RECORDS FOR THE EXERCISE
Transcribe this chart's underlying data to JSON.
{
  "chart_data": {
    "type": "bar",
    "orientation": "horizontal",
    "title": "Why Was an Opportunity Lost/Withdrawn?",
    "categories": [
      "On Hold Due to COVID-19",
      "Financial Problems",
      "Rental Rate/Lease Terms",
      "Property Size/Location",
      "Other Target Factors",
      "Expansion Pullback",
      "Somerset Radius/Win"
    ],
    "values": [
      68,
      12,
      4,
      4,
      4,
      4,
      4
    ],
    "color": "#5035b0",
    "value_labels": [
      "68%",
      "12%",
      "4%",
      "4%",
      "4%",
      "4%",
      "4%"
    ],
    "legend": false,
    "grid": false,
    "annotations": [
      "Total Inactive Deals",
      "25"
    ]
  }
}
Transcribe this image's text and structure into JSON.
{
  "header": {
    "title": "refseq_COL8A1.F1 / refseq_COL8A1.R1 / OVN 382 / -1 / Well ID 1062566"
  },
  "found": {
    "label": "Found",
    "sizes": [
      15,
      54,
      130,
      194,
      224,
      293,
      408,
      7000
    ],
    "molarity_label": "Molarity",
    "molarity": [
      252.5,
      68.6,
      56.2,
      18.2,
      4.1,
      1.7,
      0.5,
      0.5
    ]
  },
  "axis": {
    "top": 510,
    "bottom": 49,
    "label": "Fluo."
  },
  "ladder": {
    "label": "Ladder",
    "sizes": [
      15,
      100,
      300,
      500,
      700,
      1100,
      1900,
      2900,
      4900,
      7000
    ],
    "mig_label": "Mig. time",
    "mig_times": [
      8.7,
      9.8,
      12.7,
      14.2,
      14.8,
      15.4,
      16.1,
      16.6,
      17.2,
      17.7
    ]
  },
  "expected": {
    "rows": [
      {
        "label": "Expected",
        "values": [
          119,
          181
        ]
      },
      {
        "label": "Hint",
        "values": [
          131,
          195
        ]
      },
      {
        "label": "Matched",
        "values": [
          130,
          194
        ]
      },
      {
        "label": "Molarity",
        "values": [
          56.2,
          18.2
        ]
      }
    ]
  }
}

STATED TASK
Repeat the preceding lines exactly, please, every one of them.

WRITTEN RESPONSE
Transcribe this chart's underlying data to JSON.
{
  "chart_data": {
    "type": "bar",
    "orientation": "horizontal",
    "title": "Why Was an Opportunity Lost/Withdrawn?",
    "categories": [
      "On Hold Due to COVID-19",
      "Financial Problems",
      "Rental Rate/Lease Terms",
      "Property Size/Location",
      "Other Target Factors",
      "Expansion Pullback",
      "Somerset Radius/Win"
    ],
    "values": [
      68,
      12,
      4,
      4,
      4,
      4,
      4
    ],
    "color": "#5035b0",
    "value_labels": [
      "68%",
      "12%",
      "4%",
      "4%",
      "4%",
      "4%",
      "4%"
    ],
    "legend": false,
    "grid": false,
    "annotations": [
      "Total Inactive Deals",
      "25"
    ]
  }
}
Transcribe this image's text and structure into JSON.
{
  "header": {
    "title": "refseq_COL8A1.F1 / refseq_COL8A1.R1 / OVN 382 / -1 / Well ID 1062566"
  },
  "found": {
    "label": "Found",
    "sizes": [
      15,
      54,
      130,
      194,
      224,
      293,
      408,
      7000
    ],
    "molarity_label": "Molarity",
    "molarity": [
      252.5,
      68.6,
      56.2,
      18.2,
      4.1,
      1.7,
      0.5,
      0.5
    ]
  },
  "axis": {
    "top": 510,
    "bottom": 49,
    "label": "Fluo."
  },
  "ladder": {
    "label": "Ladder",
    "sizes": [
      15,
      100,
      300,
      500,
      700,
      1100,
      1900,
      2900,
      4900,
      7000
    ],
    "mig_label": "Mig. time",
    "mig_times": [
      8.7,
      9.8,
      12.7,
      14.2,
      14.8,
      15.4,
      16.1,
      16.6,
      17.2,
      17.7
    ]
  },
  "expected": {
    "rows": [
      {
        "label": "Expected",
        "values": [
          119,
          181
        ]
      },
      {
        "label": "Hint",
        "values": [
          131,
          195
        ]
      },
      {
        "label": "Matched",
        "values": [
          130,
          194
        ]
      },
      {
        "label": "Molarity",
        "values": [
          56.2,
          18.2
        ]
      }
    ]
  }
}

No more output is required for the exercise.